• [WHAT YOU NEED TO DO]: Below are the records; locate each line with the word "marker" and copy it.
>> Begin
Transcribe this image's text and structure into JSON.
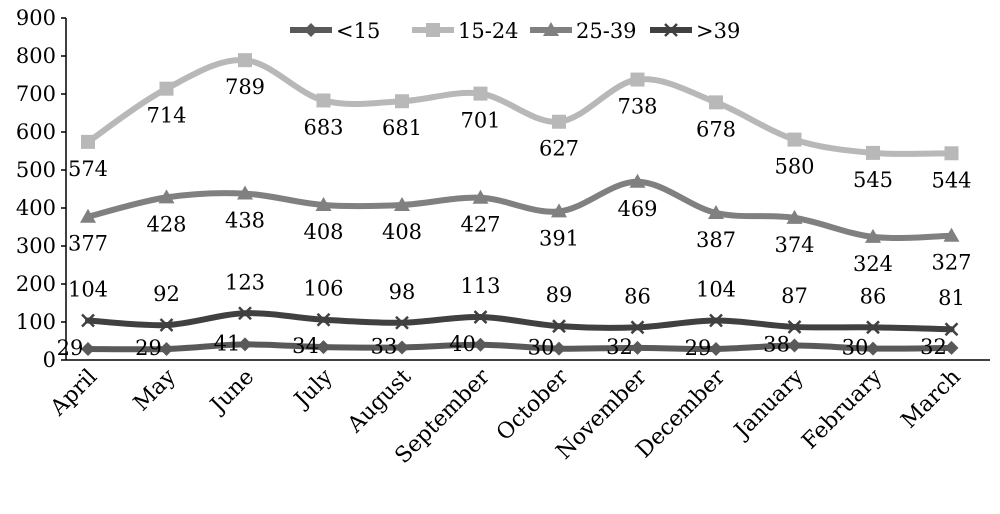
{
  "chart_data": {
    "type": "line",
    "categories": [
      "April",
      "May",
      "June",
      "July",
      "August",
      "September",
      "October",
      "November",
      "December",
      "January",
      "February",
      "March"
    ],
    "ylim": [
      0,
      900
    ],
    "yticks": [
      "0",
      "100",
      "200",
      "300",
      "400",
      "500",
      "600",
      "700",
      "800",
      "900"
    ],
    "grid": false,
    "legend_position": "top",
    "series": [
      {
        "name": "<15",
        "color": "#595959",
        "marker": "diamond",
        "values": [
          29,
          29,
          41,
          34,
          33,
          40,
          30,
          32,
          29,
          38,
          30,
          32
        ]
      },
      {
        "name": "15-24",
        "color": "#b8b8b8",
        "marker": "square",
        "values": [
          574,
          714,
          789,
          683,
          681,
          701,
          627,
          738,
          678,
          580,
          545,
          544
        ]
      },
      {
        "name": "25-39",
        "color": "#808080",
        "marker": "triangle",
        "values": [
          377,
          428,
          438,
          408,
          408,
          427,
          391,
          469,
          387,
          374,
          324,
          327
        ]
      },
      {
        "name": ">39",
        "color": "#404040",
        "marker": "x",
        "values": [
          104,
          92,
          123,
          106,
          98,
          113,
          89,
          86,
          104,
          87,
          86,
          81
        ]
      }
    ]
  }
}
>> End
• [RESPONSE]:
        "marker": "diamond",
        "marker": "square",
        "marker": "triangle",
        "marker": "x",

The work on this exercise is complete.